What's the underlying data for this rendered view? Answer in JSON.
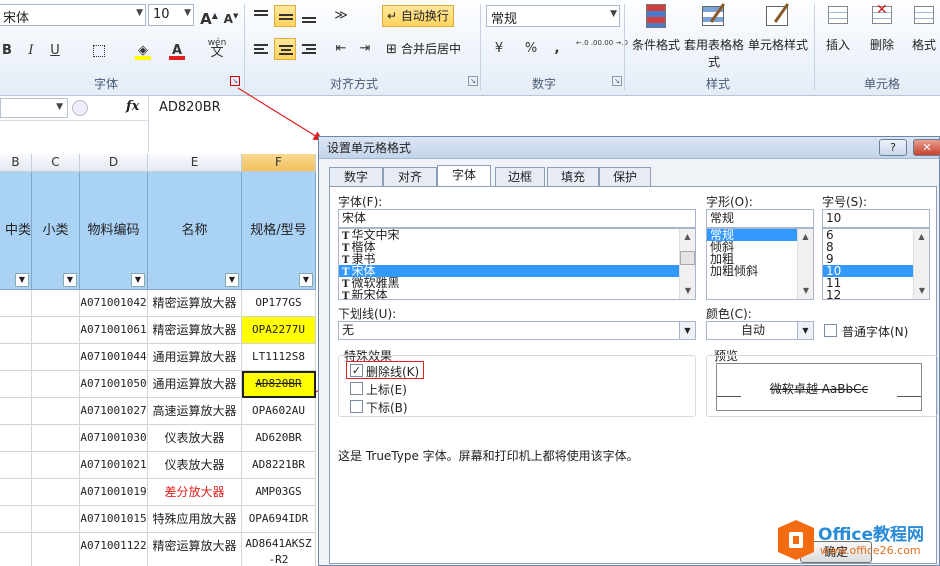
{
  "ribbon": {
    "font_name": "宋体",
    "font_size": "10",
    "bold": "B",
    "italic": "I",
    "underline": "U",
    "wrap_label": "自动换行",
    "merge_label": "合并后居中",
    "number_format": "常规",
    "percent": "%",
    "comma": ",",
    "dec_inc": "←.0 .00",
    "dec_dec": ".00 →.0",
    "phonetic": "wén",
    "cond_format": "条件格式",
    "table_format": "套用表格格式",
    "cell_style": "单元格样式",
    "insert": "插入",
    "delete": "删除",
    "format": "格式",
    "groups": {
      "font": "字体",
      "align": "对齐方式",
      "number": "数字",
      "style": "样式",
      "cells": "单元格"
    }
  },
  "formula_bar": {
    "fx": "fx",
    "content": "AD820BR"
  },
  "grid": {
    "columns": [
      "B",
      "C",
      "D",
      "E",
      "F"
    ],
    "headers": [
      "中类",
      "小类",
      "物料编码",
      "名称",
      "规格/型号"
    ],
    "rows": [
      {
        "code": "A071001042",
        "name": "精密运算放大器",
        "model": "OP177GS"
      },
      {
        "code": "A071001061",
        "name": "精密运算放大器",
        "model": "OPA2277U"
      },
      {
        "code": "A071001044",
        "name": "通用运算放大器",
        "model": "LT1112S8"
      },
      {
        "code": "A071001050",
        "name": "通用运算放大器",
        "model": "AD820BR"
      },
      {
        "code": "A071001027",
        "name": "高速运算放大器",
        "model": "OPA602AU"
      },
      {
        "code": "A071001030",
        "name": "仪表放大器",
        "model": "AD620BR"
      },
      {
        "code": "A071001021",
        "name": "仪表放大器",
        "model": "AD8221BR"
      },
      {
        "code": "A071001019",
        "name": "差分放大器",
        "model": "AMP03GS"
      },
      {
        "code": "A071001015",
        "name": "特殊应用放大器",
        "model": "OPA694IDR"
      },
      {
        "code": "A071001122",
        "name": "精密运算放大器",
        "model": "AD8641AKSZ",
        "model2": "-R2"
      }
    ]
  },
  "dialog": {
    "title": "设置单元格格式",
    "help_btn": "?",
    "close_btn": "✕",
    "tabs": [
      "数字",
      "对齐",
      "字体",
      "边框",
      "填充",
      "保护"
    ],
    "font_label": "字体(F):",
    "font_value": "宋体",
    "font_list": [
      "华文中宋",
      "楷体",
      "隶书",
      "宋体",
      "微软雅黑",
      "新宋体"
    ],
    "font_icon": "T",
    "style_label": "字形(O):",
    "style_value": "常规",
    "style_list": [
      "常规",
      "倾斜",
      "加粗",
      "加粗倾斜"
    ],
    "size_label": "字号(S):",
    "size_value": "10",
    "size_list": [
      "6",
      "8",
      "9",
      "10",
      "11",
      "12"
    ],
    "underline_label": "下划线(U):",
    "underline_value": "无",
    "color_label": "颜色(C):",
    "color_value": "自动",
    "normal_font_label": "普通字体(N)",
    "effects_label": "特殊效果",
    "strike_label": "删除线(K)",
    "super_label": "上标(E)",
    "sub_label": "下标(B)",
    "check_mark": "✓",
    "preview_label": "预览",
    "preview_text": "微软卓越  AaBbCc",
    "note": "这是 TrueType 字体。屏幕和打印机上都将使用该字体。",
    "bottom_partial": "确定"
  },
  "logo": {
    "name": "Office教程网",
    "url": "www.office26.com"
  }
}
++++++++++++++++++++
What to work on »
Copy the entries exactly. Leave out the images.

Solution for this task »
What's the underlying data for this rendered view? Answer in JSON.
{
  "ribbon": {
    "font_name": "宋体",
    "font_size": "10",
    "bold": "B",
    "italic": "I",
    "underline": "U",
    "wrap_label": "自动换行",
    "merge_label": "合并后居中",
    "number_format": "常规",
    "percent": "%",
    "comma": ",",
    "dec_inc": "←.0 .00",
    "dec_dec": ".00 →.0",
    "phonetic": "wén",
    "cond_format": "条件格式",
    "table_format": "套用表格格式",
    "cell_style": "单元格样式",
    "insert": "插入",
    "delete": "删除",
    "format": "格式",
    "groups": {
      "font": "字体",
      "align": "对齐方式",
      "number": "数字",
      "style": "样式",
      "cells": "单元格"
    }
  },
  "formula_bar": {
    "fx": "fx",
    "content": "AD820BR"
  },
  "grid": {
    "columns": [
      "B",
      "C",
      "D",
      "E",
      "F"
    ],
    "headers": [
      "中类",
      "小类",
      "物料编码",
      "名称",
      "规格/型号"
    ],
    "rows": [
      {
        "code": "A071001042",
        "name": "精密运算放大器",
        "model": "OP177GS"
      },
      {
        "code": "A071001061",
        "name": "精密运算放大器",
        "model": "OPA2277U"
      },
      {
        "code": "A071001044",
        "name": "通用运算放大器",
        "model": "LT1112S8"
      },
      {
        "code": "A071001050",
        "name": "通用运算放大器",
        "model": "AD820BR"
      },
      {
        "code": "A071001027",
        "name": "高速运算放大器",
        "model": "OPA602AU"
      },
      {
        "code": "A071001030",
        "name": "仪表放大器",
        "model": "AD620BR"
      },
      {
        "code": "A071001021",
        "name": "仪表放大器",
        "model": "AD8221BR"
      },
      {
        "code": "A071001019",
        "name": "差分放大器",
        "model": "AMP03GS"
      },
      {
        "code": "A071001015",
        "name": "特殊应用放大器",
        "model": "OPA694IDR"
      },
      {
        "code": "A071001122",
        "name": "精密运算放大器",
        "model": "AD8641AKSZ",
        "model2": "-R2"
      }
    ]
  },
  "dialog": {
    "title": "设置单元格格式",
    "help_btn": "?",
    "close_btn": "✕",
    "tabs": [
      "数字",
      "对齐",
      "字体",
      "边框",
      "填充",
      "保护"
    ],
    "font_label": "字体(F):",
    "font_value": "宋体",
    "font_list": [
      "华文中宋",
      "楷体",
      "隶书",
      "宋体",
      "微软雅黑",
      "新宋体"
    ],
    "font_icon": "T",
    "style_label": "字形(O):",
    "style_value": "常规",
    "style_list": [
      "常规",
      "倾斜",
      "加粗",
      "加粗倾斜"
    ],
    "size_label": "字号(S):",
    "size_value": "10",
    "size_list": [
      "6",
      "8",
      "9",
      "10",
      "11",
      "12"
    ],
    "underline_label": "下划线(U):",
    "underline_value": "无",
    "color_label": "颜色(C):",
    "color_value": "自动",
    "normal_font_label": "普通字体(N)",
    "effects_label": "特殊效果",
    "strike_label": "删除线(K)",
    "super_label": "上标(E)",
    "sub_label": "下标(B)",
    "check_mark": "✓",
    "preview_label": "预览",
    "preview_text": "微软卓越  AaBbCc",
    "note": "这是 TrueType 字体。屏幕和打印机上都将使用该字体。",
    "bottom_partial": "确定"
  },
  "logo": {
    "name": "Office教程网",
    "url": "www.office26.com"
  }
}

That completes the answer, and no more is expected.